INSTRUCTIONS TO FOLLOW »
Leave out all pictures. Extract exactly the lines from the one containing "Read this page and output its text content." through the end of the data.

## BEGIN SUPPLIED DATA

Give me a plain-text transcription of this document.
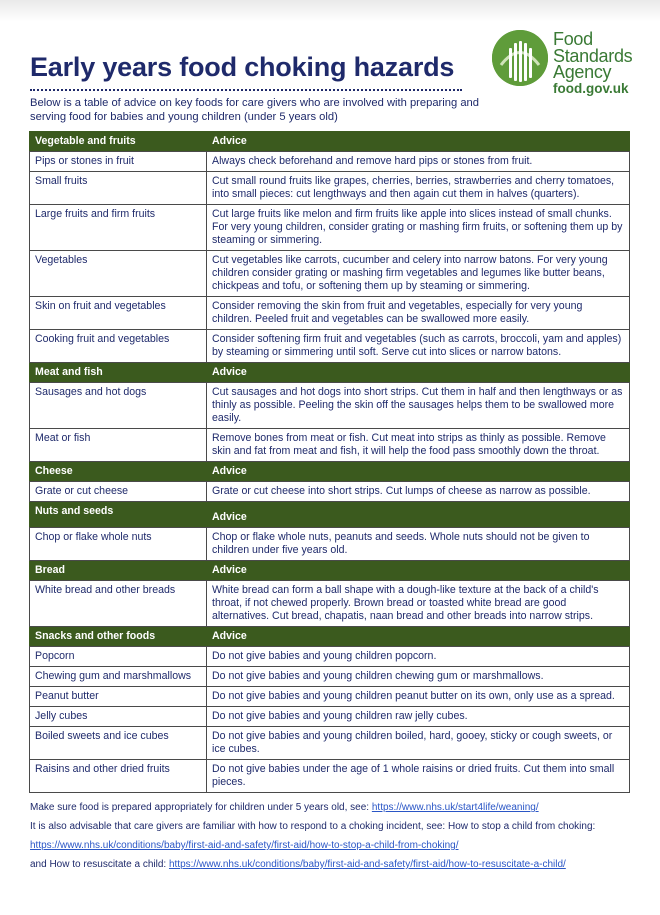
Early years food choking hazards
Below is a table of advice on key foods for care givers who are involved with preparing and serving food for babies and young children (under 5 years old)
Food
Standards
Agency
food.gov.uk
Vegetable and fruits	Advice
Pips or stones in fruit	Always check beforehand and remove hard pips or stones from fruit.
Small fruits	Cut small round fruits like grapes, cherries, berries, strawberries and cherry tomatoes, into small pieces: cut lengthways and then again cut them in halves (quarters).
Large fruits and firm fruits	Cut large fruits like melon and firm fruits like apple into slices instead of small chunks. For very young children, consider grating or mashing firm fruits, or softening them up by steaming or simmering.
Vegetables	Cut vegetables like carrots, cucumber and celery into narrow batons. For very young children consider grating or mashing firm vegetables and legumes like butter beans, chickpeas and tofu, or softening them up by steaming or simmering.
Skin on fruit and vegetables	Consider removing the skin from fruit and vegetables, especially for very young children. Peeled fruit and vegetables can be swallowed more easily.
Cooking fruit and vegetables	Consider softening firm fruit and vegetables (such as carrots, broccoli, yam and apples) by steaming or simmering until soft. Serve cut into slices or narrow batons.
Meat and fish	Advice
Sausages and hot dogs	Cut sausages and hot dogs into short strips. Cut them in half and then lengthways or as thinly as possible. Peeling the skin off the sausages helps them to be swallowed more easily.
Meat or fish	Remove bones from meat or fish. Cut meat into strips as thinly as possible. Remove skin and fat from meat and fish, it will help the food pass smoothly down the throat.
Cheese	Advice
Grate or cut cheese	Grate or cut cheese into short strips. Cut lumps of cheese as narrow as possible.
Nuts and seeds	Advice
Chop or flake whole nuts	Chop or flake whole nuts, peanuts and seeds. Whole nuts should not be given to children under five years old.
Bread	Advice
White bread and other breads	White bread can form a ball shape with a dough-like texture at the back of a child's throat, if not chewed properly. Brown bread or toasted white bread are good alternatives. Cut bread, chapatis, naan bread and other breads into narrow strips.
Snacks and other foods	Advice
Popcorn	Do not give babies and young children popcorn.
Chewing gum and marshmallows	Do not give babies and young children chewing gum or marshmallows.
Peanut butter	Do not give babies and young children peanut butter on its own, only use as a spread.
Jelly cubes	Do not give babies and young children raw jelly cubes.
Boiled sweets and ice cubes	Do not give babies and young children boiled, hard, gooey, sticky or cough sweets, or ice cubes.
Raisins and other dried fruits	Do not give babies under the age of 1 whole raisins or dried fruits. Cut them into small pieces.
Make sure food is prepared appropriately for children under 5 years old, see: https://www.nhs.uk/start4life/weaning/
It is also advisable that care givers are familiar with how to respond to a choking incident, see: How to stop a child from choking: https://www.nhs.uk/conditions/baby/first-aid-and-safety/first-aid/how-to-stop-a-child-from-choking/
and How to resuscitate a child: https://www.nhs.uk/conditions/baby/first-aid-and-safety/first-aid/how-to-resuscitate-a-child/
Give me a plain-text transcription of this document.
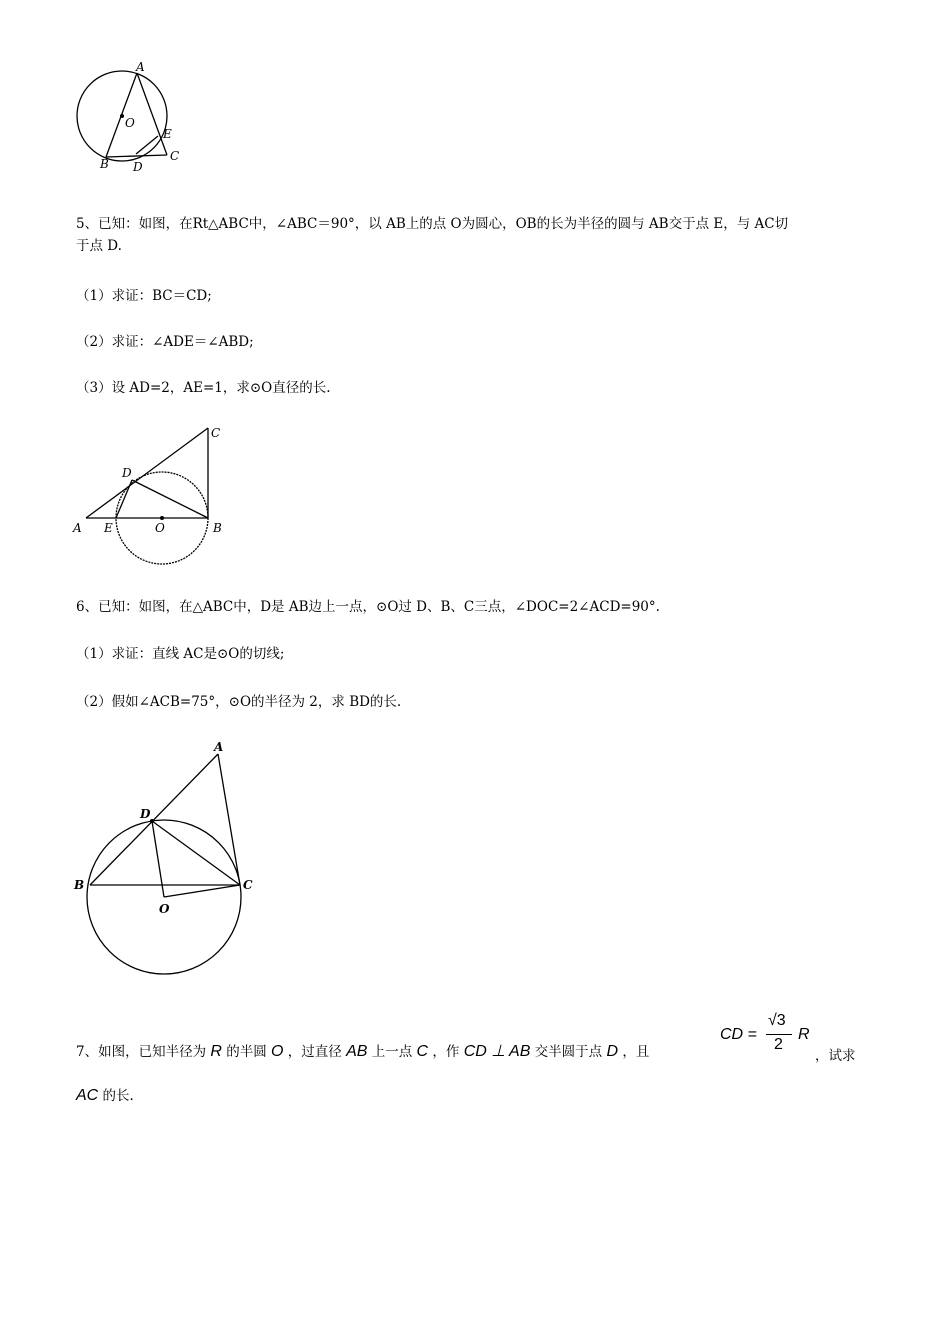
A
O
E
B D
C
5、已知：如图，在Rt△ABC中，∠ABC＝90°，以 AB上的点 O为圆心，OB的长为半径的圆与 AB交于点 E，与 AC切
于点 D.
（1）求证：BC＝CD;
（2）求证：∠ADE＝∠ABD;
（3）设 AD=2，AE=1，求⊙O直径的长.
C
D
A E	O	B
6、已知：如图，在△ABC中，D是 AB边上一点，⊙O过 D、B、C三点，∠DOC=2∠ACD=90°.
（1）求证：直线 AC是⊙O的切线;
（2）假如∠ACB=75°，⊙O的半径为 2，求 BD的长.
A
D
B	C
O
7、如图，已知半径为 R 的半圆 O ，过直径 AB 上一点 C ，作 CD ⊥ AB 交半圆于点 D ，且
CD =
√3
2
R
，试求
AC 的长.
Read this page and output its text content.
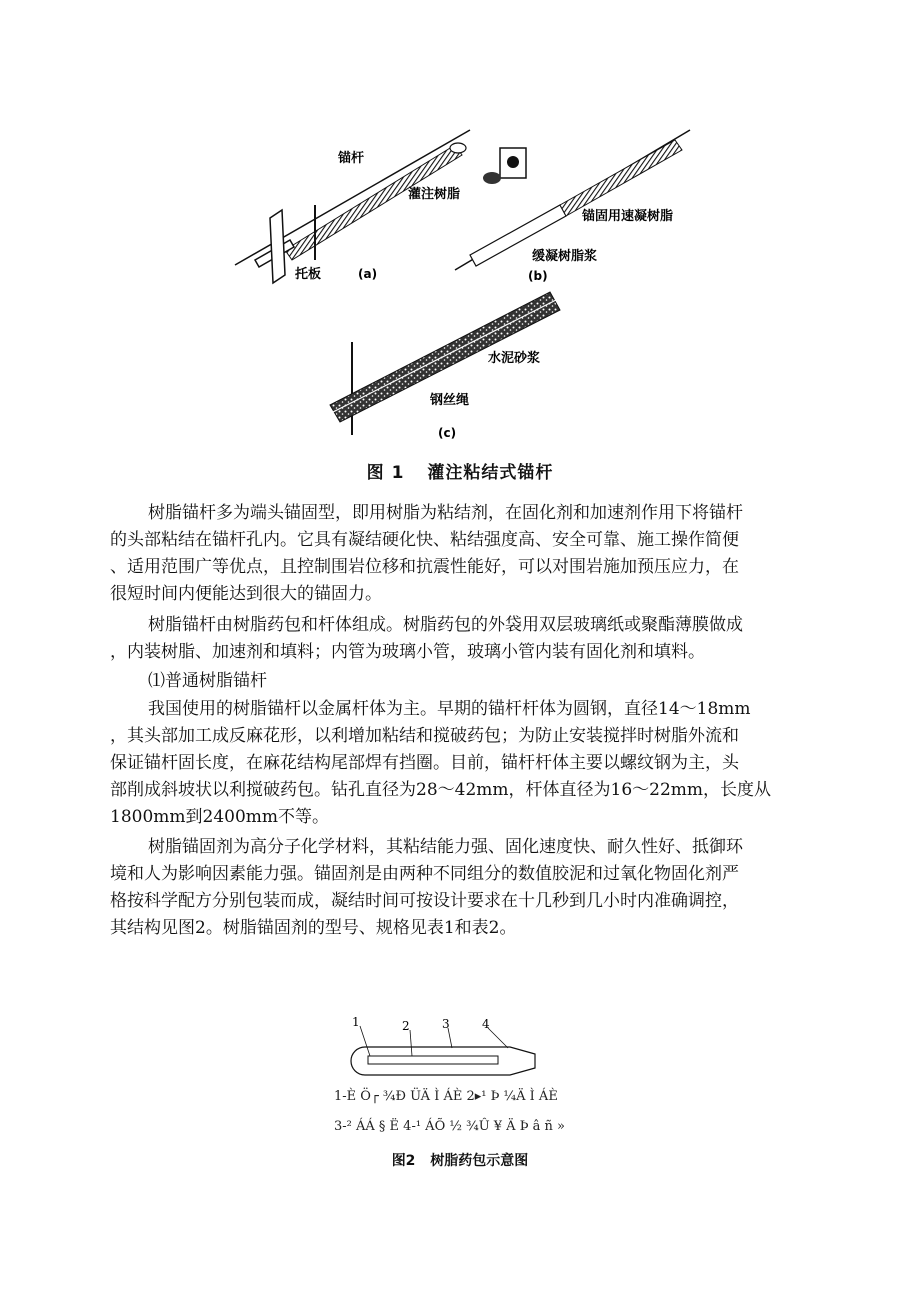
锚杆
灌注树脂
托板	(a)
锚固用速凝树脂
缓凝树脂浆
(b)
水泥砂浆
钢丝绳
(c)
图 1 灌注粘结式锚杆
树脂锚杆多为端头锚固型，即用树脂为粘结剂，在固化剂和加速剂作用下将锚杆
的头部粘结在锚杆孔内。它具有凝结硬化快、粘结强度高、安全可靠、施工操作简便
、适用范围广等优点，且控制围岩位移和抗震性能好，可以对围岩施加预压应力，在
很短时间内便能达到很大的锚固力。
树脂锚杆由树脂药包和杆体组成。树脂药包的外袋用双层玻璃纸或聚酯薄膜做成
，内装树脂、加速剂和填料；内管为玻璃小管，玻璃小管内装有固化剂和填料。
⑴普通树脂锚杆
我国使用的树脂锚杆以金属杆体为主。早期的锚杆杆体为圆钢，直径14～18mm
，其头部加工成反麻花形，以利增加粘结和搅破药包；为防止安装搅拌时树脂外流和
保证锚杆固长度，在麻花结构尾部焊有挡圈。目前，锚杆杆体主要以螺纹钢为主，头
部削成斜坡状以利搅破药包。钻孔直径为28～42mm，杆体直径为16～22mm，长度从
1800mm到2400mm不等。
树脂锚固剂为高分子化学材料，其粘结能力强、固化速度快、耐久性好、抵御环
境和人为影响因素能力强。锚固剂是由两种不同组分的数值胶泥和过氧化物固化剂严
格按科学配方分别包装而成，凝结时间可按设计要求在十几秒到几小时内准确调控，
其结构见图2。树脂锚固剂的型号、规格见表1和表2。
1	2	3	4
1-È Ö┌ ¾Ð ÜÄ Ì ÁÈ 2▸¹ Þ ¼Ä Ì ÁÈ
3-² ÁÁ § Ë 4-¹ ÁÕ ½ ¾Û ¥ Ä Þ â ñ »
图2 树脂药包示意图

## END SUPPLIED DATA

FINISHED TASK »
Read this page and output its text content.
锚杆
灌注树脂
托板	(a)
锚固用速凝树脂
缓凝树脂浆
(b)
水泥砂浆
钢丝绳
(c)
图 1 灌注粘结式锚杆
树脂锚杆多为端头锚固型，即用树脂为粘结剂，在固化剂和加速剂作用下将锚杆
的头部粘结在锚杆孔内。它具有凝结硬化快、粘结强度高、安全可靠、施工操作简便
、适用范围广等优点，且控制围岩位移和抗震性能好，可以对围岩施加预压应力，在
很短时间内便能达到很大的锚固力。
树脂锚杆由树脂药包和杆体组成。树脂药包的外袋用双层玻璃纸或聚酯薄膜做成
，内装树脂、加速剂和填料；内管为玻璃小管，玻璃小管内装有固化剂和填料。
⑴普通树脂锚杆
我国使用的树脂锚杆以金属杆体为主。早期的锚杆杆体为圆钢，直径14～18mm
，其头部加工成反麻花形，以利增加粘结和搅破药包；为防止安装搅拌时树脂外流和
保证锚杆固长度，在麻花结构尾部焊有挡圈。目前，锚杆杆体主要以螺纹钢为主，头
部削成斜坡状以利搅破药包。钻孔直径为28～42mm，杆体直径为16～22mm，长度从
1800mm到2400mm不等。
树脂锚固剂为高分子化学材料，其粘结能力强、固化速度快、耐久性好、抵御环
境和人为影响因素能力强。锚固剂是由两种不同组分的数值胶泥和过氧化物固化剂严
格按科学配方分别包装而成，凝结时间可按设计要求在十几秒到几小时内准确调控，
其结构见图2。树脂锚固剂的型号、规格见表1和表2。
1	2	3	4
1-È Ö┌ ¾Ð ÜÄ Ì ÁÈ 2▸¹ Þ ¼Ä Ì ÁÈ
3-² ÁÁ § Ë 4-¹ ÁÕ ½ ¾Û ¥ Ä Þ â ñ »
图2 树脂药包示意图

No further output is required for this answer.